## REQUIRED WORK
Every line holding the string "follow" should be gathered.

**********

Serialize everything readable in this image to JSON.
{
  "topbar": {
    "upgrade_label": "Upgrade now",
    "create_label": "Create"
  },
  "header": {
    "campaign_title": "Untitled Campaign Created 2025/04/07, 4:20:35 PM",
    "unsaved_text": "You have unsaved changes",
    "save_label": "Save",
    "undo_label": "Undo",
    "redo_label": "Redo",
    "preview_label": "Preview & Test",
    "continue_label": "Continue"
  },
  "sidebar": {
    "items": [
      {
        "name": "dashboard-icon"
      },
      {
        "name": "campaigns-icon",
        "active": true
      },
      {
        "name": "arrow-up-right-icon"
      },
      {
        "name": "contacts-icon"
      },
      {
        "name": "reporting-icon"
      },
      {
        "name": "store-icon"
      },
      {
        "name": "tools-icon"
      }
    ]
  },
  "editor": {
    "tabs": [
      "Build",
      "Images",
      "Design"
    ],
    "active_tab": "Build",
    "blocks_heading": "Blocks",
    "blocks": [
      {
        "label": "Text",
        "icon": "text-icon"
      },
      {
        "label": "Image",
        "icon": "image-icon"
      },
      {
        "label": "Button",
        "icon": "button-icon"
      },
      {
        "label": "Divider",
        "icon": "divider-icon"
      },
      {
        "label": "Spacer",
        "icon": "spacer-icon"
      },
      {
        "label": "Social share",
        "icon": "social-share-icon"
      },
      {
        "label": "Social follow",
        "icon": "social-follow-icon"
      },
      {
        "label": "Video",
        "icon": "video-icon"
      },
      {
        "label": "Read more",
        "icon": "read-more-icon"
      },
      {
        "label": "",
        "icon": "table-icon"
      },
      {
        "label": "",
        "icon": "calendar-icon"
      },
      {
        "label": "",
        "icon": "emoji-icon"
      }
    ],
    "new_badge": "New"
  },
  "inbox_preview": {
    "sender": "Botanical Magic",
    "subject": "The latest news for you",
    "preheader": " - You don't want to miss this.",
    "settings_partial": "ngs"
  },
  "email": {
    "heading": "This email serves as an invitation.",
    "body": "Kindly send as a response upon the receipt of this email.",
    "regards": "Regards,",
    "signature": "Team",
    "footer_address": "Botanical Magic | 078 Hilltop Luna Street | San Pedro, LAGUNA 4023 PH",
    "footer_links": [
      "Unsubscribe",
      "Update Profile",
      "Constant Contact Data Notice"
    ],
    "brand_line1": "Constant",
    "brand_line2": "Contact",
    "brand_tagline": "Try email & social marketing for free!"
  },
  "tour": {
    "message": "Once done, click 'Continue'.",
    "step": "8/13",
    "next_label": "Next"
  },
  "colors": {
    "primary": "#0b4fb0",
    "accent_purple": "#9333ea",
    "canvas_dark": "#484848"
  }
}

**********

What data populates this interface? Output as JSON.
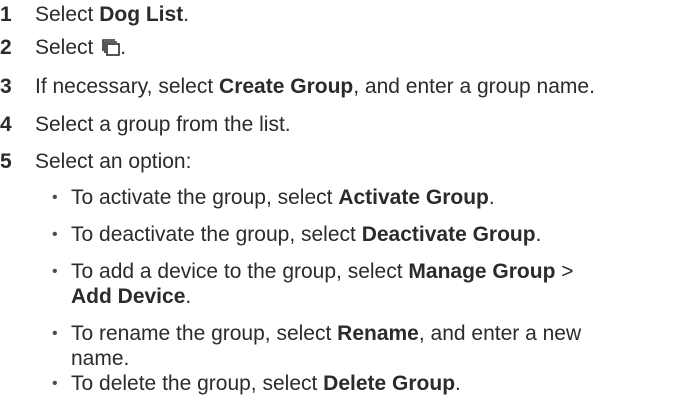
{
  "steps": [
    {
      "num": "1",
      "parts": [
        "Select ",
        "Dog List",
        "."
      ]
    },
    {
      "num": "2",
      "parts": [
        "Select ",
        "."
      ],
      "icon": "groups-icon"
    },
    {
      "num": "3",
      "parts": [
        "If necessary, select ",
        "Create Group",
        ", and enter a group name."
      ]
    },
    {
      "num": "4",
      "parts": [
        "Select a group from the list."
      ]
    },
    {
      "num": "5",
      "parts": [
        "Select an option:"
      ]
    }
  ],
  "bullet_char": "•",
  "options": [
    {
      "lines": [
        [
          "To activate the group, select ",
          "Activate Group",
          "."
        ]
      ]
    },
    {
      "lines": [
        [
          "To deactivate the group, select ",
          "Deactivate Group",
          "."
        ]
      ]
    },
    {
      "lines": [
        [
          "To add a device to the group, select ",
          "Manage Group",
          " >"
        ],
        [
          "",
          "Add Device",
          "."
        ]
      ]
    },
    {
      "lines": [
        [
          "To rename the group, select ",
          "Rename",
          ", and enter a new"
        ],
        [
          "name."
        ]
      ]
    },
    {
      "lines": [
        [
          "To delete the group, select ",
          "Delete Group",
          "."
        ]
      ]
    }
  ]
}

**********

## FULL ANSWER
        "label": "Social follow",
        "icon": "social-follow-icon"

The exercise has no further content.